DO THIS
Collect from the data below each line with "values".

--- ENTRIES SHOWN ---

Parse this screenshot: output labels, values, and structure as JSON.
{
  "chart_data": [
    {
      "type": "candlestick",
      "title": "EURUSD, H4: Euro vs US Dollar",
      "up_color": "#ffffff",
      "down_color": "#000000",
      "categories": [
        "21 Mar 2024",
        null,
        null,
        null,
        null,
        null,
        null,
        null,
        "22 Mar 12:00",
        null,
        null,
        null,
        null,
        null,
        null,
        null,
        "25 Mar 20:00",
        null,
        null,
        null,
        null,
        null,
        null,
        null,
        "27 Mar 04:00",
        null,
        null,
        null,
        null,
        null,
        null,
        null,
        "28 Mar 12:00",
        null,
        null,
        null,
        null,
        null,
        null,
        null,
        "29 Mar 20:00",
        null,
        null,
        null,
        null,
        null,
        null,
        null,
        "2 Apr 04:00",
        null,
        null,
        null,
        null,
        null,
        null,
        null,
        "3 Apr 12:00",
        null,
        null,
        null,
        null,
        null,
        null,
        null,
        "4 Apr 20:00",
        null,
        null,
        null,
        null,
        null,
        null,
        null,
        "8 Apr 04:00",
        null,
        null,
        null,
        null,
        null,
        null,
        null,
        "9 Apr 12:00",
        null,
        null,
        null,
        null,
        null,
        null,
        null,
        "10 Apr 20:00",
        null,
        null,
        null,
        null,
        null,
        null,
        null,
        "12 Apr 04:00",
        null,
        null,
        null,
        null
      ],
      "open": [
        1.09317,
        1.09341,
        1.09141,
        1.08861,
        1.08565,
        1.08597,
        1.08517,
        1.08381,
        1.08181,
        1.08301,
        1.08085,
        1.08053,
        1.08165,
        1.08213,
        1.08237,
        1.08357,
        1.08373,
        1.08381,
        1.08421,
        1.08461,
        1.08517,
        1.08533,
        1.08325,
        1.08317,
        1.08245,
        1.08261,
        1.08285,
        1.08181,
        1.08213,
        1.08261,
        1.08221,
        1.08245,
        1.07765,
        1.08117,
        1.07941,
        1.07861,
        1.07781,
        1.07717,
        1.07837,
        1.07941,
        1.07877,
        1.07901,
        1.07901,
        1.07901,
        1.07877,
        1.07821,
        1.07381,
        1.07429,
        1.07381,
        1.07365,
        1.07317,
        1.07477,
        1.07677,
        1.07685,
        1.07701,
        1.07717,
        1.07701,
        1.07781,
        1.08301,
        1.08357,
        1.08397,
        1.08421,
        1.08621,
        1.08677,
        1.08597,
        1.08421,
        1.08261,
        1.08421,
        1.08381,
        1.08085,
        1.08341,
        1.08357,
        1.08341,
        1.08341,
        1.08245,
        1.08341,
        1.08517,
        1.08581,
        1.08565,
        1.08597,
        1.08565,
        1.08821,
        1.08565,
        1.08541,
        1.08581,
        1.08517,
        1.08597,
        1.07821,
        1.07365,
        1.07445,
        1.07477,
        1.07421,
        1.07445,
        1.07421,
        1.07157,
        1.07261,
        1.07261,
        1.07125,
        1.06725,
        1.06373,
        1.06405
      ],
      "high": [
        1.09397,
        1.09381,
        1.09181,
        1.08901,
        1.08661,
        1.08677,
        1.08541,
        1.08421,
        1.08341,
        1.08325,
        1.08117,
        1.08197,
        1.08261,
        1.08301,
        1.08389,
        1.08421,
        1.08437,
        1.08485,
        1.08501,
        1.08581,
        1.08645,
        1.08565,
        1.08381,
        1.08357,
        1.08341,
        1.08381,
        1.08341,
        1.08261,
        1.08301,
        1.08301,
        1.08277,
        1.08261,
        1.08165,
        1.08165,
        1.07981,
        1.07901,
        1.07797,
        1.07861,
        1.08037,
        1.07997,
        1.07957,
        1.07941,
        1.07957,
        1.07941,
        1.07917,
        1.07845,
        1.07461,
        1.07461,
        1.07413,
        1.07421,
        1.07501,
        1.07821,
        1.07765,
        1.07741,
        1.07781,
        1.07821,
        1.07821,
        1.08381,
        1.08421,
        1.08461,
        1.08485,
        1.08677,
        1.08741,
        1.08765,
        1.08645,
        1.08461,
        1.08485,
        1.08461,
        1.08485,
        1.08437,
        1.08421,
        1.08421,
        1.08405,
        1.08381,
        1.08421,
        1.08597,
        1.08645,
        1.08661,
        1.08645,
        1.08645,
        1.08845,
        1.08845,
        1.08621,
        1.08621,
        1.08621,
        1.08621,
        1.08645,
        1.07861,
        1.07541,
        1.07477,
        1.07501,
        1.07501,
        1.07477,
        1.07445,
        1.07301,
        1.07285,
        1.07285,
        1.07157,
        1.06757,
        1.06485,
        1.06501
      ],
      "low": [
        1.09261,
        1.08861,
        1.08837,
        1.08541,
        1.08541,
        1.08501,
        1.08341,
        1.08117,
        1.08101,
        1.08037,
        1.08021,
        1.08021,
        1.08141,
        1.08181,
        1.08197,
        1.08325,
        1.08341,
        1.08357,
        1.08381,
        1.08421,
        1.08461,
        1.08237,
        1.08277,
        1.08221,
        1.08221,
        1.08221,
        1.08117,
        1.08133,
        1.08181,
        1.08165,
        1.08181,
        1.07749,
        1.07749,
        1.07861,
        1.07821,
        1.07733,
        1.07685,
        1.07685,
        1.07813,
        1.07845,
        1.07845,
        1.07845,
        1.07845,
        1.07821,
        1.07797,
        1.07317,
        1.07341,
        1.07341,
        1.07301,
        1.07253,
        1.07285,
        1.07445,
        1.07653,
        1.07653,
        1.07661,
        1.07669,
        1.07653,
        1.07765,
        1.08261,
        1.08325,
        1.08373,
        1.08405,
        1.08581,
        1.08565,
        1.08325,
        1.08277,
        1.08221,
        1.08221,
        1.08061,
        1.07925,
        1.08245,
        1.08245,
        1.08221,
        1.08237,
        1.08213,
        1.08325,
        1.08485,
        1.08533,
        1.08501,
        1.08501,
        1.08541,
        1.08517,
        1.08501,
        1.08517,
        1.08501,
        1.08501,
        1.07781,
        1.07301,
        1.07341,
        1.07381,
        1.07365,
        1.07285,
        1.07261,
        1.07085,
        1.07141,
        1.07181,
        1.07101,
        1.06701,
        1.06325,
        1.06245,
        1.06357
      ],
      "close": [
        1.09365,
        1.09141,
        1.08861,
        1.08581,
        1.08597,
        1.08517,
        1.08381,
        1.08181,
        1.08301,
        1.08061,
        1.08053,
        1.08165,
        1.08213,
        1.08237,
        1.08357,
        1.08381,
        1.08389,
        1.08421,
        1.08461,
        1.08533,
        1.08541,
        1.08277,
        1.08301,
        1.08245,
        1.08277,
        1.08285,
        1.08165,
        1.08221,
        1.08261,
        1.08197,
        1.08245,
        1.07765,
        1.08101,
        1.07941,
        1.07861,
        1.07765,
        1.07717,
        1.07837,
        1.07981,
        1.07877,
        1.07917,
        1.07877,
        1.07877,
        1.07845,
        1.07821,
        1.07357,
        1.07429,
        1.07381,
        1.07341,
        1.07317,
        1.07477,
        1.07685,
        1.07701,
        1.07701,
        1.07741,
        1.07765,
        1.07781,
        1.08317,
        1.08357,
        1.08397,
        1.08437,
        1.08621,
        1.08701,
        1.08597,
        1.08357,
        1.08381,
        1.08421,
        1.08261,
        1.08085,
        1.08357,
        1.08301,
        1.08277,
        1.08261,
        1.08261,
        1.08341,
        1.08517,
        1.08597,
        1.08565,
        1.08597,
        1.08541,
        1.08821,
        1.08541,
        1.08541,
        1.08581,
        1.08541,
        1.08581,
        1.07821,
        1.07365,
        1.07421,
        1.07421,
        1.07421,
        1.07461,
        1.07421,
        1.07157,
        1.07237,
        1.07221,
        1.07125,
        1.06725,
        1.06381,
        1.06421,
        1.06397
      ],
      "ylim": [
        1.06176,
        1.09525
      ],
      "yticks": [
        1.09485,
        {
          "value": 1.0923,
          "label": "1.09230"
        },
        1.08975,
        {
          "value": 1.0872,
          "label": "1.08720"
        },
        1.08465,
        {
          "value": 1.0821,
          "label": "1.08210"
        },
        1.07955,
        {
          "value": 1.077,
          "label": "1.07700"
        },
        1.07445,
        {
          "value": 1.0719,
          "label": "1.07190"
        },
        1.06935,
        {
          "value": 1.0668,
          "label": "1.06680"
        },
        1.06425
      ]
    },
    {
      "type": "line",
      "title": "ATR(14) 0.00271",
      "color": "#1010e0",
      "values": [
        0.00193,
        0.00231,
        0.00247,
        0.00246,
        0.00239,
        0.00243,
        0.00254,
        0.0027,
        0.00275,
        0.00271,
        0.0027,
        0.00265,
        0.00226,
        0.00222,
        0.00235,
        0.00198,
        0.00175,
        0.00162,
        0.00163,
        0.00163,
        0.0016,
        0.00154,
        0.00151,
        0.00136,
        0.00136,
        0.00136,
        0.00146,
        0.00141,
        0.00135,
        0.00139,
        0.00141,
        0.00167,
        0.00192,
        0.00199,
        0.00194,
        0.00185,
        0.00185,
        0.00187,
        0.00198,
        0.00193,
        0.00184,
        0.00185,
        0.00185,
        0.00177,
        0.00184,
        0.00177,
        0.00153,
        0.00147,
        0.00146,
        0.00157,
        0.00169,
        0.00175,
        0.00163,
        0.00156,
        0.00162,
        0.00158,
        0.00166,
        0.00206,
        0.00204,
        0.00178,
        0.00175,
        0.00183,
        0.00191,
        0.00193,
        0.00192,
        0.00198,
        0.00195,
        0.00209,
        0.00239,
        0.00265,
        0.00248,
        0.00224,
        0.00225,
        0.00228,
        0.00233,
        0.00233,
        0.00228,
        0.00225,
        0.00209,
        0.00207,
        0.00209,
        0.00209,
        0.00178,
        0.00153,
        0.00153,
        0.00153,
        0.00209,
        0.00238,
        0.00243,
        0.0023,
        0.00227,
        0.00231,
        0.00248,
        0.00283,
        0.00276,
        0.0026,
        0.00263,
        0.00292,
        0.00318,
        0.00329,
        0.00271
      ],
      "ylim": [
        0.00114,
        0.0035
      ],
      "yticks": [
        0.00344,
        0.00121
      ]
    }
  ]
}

---

FINISHED TASK
Parse this screenshot: output labels, values, and structure as JSON.
      "values": [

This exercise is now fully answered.